** START **
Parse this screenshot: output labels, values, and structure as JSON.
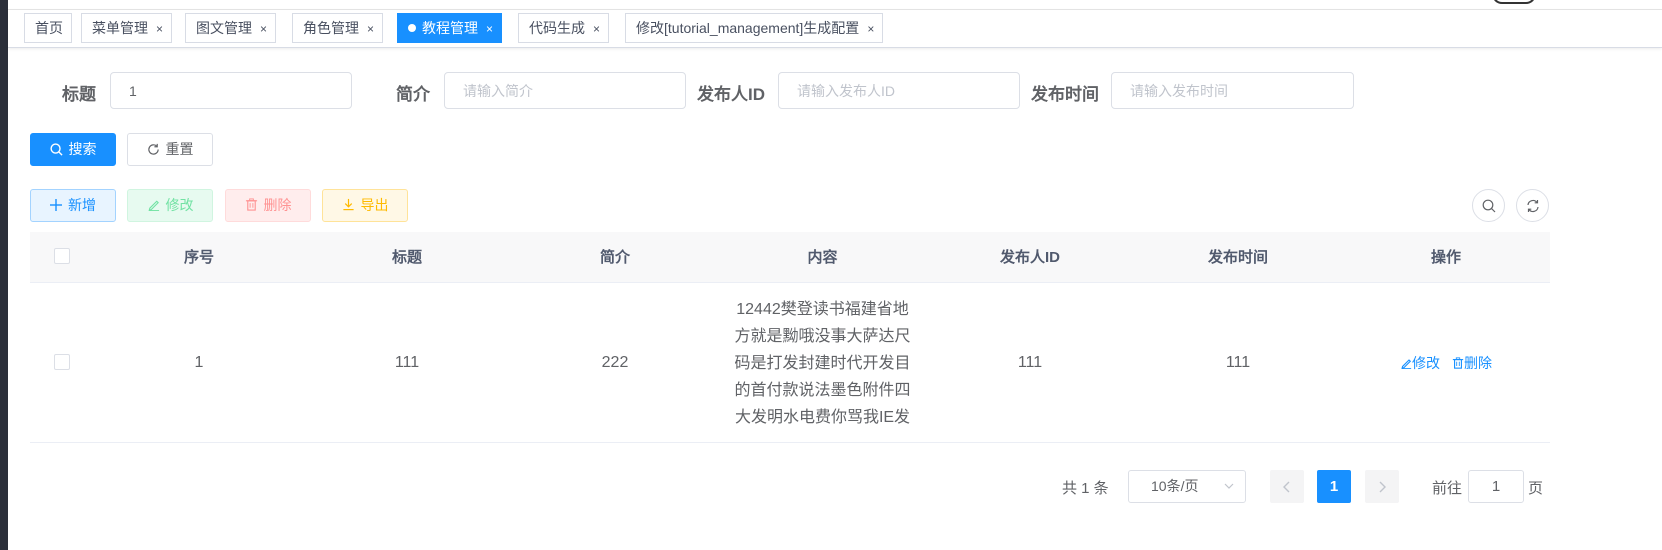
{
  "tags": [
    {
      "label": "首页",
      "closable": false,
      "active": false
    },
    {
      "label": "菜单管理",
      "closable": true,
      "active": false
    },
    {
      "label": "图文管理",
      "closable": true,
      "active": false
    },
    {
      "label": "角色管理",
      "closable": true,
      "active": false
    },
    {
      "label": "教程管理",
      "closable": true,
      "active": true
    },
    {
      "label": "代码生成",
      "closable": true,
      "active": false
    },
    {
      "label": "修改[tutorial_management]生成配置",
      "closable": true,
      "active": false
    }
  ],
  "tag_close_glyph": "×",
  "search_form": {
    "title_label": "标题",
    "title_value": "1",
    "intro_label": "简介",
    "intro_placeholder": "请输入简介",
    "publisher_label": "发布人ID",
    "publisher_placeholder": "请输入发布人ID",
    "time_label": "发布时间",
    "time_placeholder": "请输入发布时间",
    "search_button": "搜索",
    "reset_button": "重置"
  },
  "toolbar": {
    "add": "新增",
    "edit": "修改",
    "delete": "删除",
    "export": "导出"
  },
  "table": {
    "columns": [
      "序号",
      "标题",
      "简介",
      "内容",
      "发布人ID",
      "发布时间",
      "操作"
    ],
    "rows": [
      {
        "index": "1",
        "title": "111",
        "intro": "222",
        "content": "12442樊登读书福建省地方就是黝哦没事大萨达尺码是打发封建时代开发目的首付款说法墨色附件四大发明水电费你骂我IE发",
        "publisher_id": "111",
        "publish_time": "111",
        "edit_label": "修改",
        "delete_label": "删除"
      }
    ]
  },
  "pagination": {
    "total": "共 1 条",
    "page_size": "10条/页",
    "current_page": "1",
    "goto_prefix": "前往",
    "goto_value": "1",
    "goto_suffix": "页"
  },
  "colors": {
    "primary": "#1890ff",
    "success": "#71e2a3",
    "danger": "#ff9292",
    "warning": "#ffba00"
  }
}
** END **
What is being asked:
Quote each line of the listing exactly, but leave the pictures out.

Exercise result:
Parse this screenshot: output labels, values, and structure as JSON.
{
  "tags": [
    {
      "label": "首页",
      "closable": false,
      "active": false
    },
    {
      "label": "菜单管理",
      "closable": true,
      "active": false
    },
    {
      "label": "图文管理",
      "closable": true,
      "active": false
    },
    {
      "label": "角色管理",
      "closable": true,
      "active": false
    },
    {
      "label": "教程管理",
      "closable": true,
      "active": true
    },
    {
      "label": "代码生成",
      "closable": true,
      "active": false
    },
    {
      "label": "修改[tutorial_management]生成配置",
      "closable": true,
      "active": false
    }
  ],
  "tag_close_glyph": "×",
  "search_form": {
    "title_label": "标题",
    "title_value": "1",
    "intro_label": "简介",
    "intro_placeholder": "请输入简介",
    "publisher_label": "发布人ID",
    "publisher_placeholder": "请输入发布人ID",
    "time_label": "发布时间",
    "time_placeholder": "请输入发布时间",
    "search_button": "搜索",
    "reset_button": "重置"
  },
  "toolbar": {
    "add": "新增",
    "edit": "修改",
    "delete": "删除",
    "export": "导出"
  },
  "table": {
    "columns": [
      "序号",
      "标题",
      "简介",
      "内容",
      "发布人ID",
      "发布时间",
      "操作"
    ],
    "rows": [
      {
        "index": "1",
        "title": "111",
        "intro": "222",
        "content": "12442樊登读书福建省地方就是黝哦没事大萨达尺码是打发封建时代开发目的首付款说法墨色附件四大发明水电费你骂我IE发",
        "publisher_id": "111",
        "publish_time": "111",
        "edit_label": "修改",
        "delete_label": "删除"
      }
    ]
  },
  "pagination": {
    "total": "共 1 条",
    "page_size": "10条/页",
    "current_page": "1",
    "goto_prefix": "前往",
    "goto_value": "1",
    "goto_suffix": "页"
  },
  "colors": {
    "primary": "#1890ff",
    "success": "#71e2a3",
    "danger": "#ff9292",
    "warning": "#ffba00"
  }
}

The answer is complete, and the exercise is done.